TASK INSTRUCTIONS:
Set the data down again, exactly as it reads, but without the pictures.

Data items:

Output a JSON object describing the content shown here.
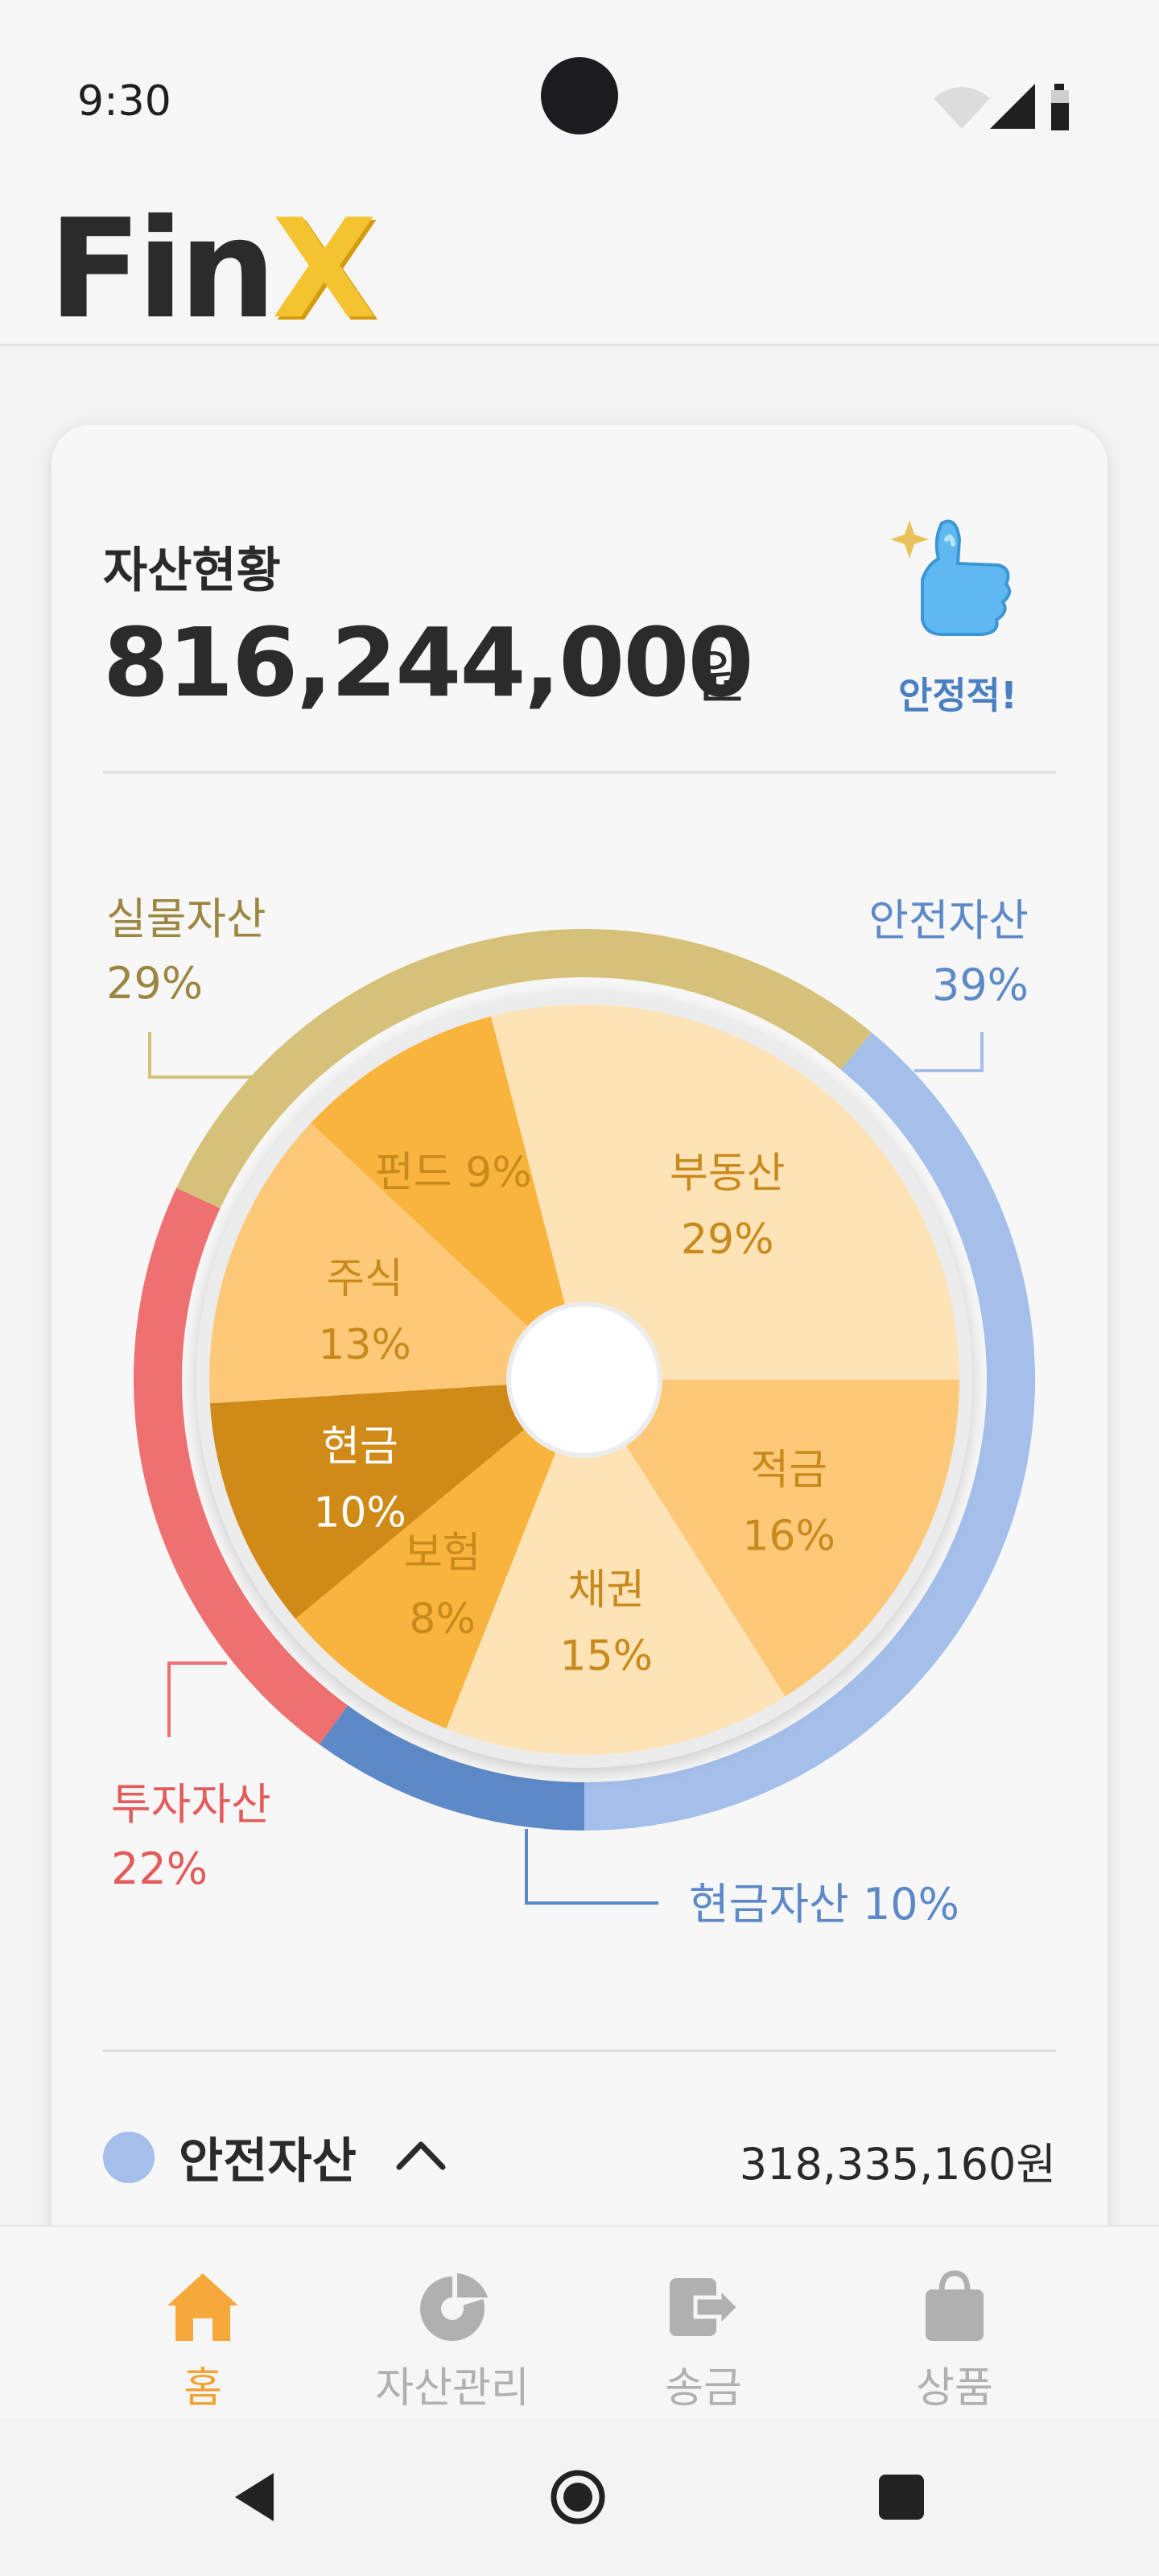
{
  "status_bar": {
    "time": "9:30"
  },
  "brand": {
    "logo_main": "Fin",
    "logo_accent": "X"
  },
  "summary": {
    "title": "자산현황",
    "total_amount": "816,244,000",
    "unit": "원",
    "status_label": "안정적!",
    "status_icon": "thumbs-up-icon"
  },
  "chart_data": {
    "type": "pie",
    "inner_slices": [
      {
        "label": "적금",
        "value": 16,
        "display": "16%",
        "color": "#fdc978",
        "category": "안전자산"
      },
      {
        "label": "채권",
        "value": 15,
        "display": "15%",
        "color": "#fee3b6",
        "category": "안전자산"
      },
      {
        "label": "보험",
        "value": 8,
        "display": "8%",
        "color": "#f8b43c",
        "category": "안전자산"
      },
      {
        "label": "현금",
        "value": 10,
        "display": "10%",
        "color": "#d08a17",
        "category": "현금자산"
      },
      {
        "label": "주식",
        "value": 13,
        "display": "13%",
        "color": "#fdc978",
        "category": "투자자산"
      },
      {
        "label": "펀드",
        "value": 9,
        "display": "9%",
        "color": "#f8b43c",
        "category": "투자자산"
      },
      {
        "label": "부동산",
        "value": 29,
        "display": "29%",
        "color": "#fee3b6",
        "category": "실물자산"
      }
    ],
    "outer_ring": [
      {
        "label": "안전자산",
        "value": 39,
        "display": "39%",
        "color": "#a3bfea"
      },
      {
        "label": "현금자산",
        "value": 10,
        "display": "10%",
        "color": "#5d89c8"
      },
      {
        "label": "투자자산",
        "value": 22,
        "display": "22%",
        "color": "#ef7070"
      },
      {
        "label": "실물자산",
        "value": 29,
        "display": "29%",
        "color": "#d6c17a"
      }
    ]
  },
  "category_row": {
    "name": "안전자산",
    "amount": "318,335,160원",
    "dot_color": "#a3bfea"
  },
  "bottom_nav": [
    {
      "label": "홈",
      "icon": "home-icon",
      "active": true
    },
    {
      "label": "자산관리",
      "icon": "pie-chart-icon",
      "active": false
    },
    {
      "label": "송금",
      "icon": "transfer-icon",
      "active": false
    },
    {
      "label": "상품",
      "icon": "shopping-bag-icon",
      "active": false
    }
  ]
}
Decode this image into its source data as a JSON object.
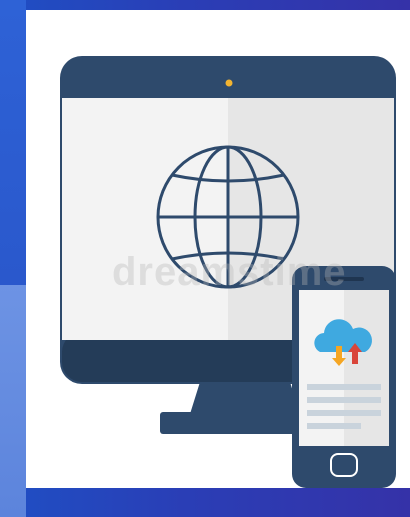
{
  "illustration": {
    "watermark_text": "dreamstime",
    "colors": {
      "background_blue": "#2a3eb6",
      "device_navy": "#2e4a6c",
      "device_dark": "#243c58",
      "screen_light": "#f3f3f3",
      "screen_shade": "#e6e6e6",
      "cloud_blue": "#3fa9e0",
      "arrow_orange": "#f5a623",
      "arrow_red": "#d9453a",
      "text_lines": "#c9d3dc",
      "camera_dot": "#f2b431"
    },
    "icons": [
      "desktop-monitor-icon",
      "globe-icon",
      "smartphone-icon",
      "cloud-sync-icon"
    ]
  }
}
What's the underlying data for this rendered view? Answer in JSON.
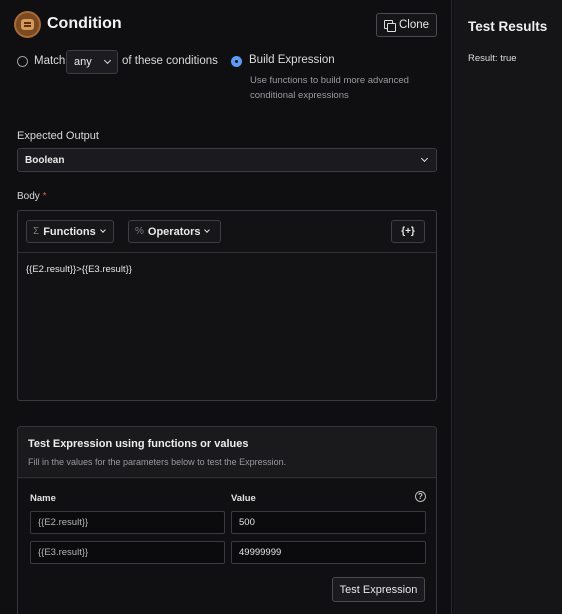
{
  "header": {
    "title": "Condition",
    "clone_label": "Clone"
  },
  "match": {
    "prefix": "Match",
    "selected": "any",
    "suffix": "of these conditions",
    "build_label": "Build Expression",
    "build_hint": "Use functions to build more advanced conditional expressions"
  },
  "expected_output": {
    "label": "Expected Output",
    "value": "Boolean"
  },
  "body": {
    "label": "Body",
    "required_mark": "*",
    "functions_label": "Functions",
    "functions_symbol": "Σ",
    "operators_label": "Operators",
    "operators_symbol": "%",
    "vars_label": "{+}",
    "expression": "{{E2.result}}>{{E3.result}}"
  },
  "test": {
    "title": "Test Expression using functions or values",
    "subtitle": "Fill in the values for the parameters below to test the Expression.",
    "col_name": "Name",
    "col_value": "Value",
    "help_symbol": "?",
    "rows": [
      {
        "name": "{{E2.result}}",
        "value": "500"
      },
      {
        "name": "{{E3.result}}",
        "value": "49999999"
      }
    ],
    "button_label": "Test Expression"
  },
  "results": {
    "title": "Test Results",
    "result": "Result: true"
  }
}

CORRECT OUTPUT:
Output a JSON object describing the content shown here.
{
  "status_bar": {
    "time": "9:30"
  },
  "brand": {
    "logo_main": "Fin",
    "logo_accent": "X"
  },
  "summary": {
    "title": "자산현황",
    "total_amount": "816,244,000",
    "unit": "원",
    "status_label": "안정적!",
    "status_icon": "thumbs-up-icon"
  },
  "chart_data": {
    "type": "pie",
    "inner_slices": [
      {
        "label": "적금",
        "value": 16,
        "display": "16%",
        "color": "#fdc978",
        "category": "안전자산"
      },
      {
        "label": "채권",
        "value": 15,
        "display": "15%",
        "color": "#fee3b6",
        "category": "안전자산"
      },
      {
        "label": "보험",
        "value": 8,
        "display": "8%",
        "color": "#f8b43c",
        "category": "안전자산"
      },
      {
        "label": "현금",
        "value": 10,
        "display": "10%",
        "color": "#d08a17",
        "category": "현금자산"
      },
      {
        "label": "주식",
        "value": 13,
        "display": "13%",
        "color": "#fdc978",
        "category": "투자자산"
      },
      {
        "label": "펀드",
        "value": 9,
        "display": "9%",
        "color": "#f8b43c",
        "category": "투자자산"
      },
      {
        "label": "부동산",
        "value": 29,
        "display": "29%",
        "color": "#fee3b6",
        "category": "실물자산"
      }
    ],
    "outer_ring": [
      {
        "label": "안전자산",
        "value": 39,
        "display": "39%",
        "color": "#a3bfea"
      },
      {
        "label": "현금자산",
        "value": 10,
        "display": "10%",
        "color": "#5d89c8"
      },
      {
        "label": "투자자산",
        "value": 22,
        "display": "22%",
        "color": "#ef7070"
      },
      {
        "label": "실물자산",
        "value": 29,
        "display": "29%",
        "color": "#d6c17a"
      }
    ]
  },
  "category_row": {
    "name": "안전자산",
    "amount": "318,335,160원",
    "dot_color": "#a3bfea"
  },
  "bottom_nav": [
    {
      "label": "홈",
      "icon": "home-icon",
      "active": true
    },
    {
      "label": "자산관리",
      "icon": "pie-chart-icon",
      "active": false
    },
    {
      "label": "송금",
      "icon": "transfer-icon",
      "active": false
    },
    {
      "label": "상품",
      "icon": "shopping-bag-icon",
      "active": false
    }
  ]
}
Decode this image into its source data as a JSON object.
{
  "illustration": {
    "watermark_text": "dreamstime",
    "colors": {
      "background_blue": "#2a3eb6",
      "device_navy": "#2e4a6c",
      "device_dark": "#243c58",
      "screen_light": "#f3f3f3",
      "screen_shade": "#e6e6e6",
      "cloud_blue": "#3fa9e0",
      "arrow_orange": "#f5a623",
      "arrow_red": "#d9453a",
      "text_lines": "#c9d3dc",
      "camera_dot": "#f2b431"
    },
    "icons": [
      "desktop-monitor-icon",
      "globe-icon",
      "smartphone-icon",
      "cloud-sync-icon"
    ]
  }
}
What's the underlying data for this rendered view? Answer in JSON.
{
  "header": {
    "title": "Condition",
    "clone_label": "Clone"
  },
  "match": {
    "prefix": "Match",
    "selected": "any",
    "suffix": "of these conditions",
    "build_label": "Build Expression",
    "build_hint": "Use functions to build more advanced conditional expressions"
  },
  "expected_output": {
    "label": "Expected Output",
    "value": "Boolean"
  },
  "body": {
    "label": "Body",
    "required_mark": "*",
    "functions_label": "Functions",
    "functions_symbol": "Σ",
    "operators_label": "Operators",
    "operators_symbol": "%",
    "vars_label": "{+}",
    "expression": "{{E2.result}}>{{E3.result}}"
  },
  "test": {
    "title": "Test Expression using functions or values",
    "subtitle": "Fill in the values for the parameters below to test the Expression.",
    "col_name": "Name",
    "col_value": "Value",
    "help_symbol": "?",
    "rows": [
      {
        "name": "{{E2.result}}",
        "value": "500"
      },
      {
        "name": "{{E3.result}}",
        "value": "49999999"
      }
    ],
    "button_label": "Test Expression"
  },
  "results": {
    "title": "Test Results",
    "result": "Result: true"
  }
}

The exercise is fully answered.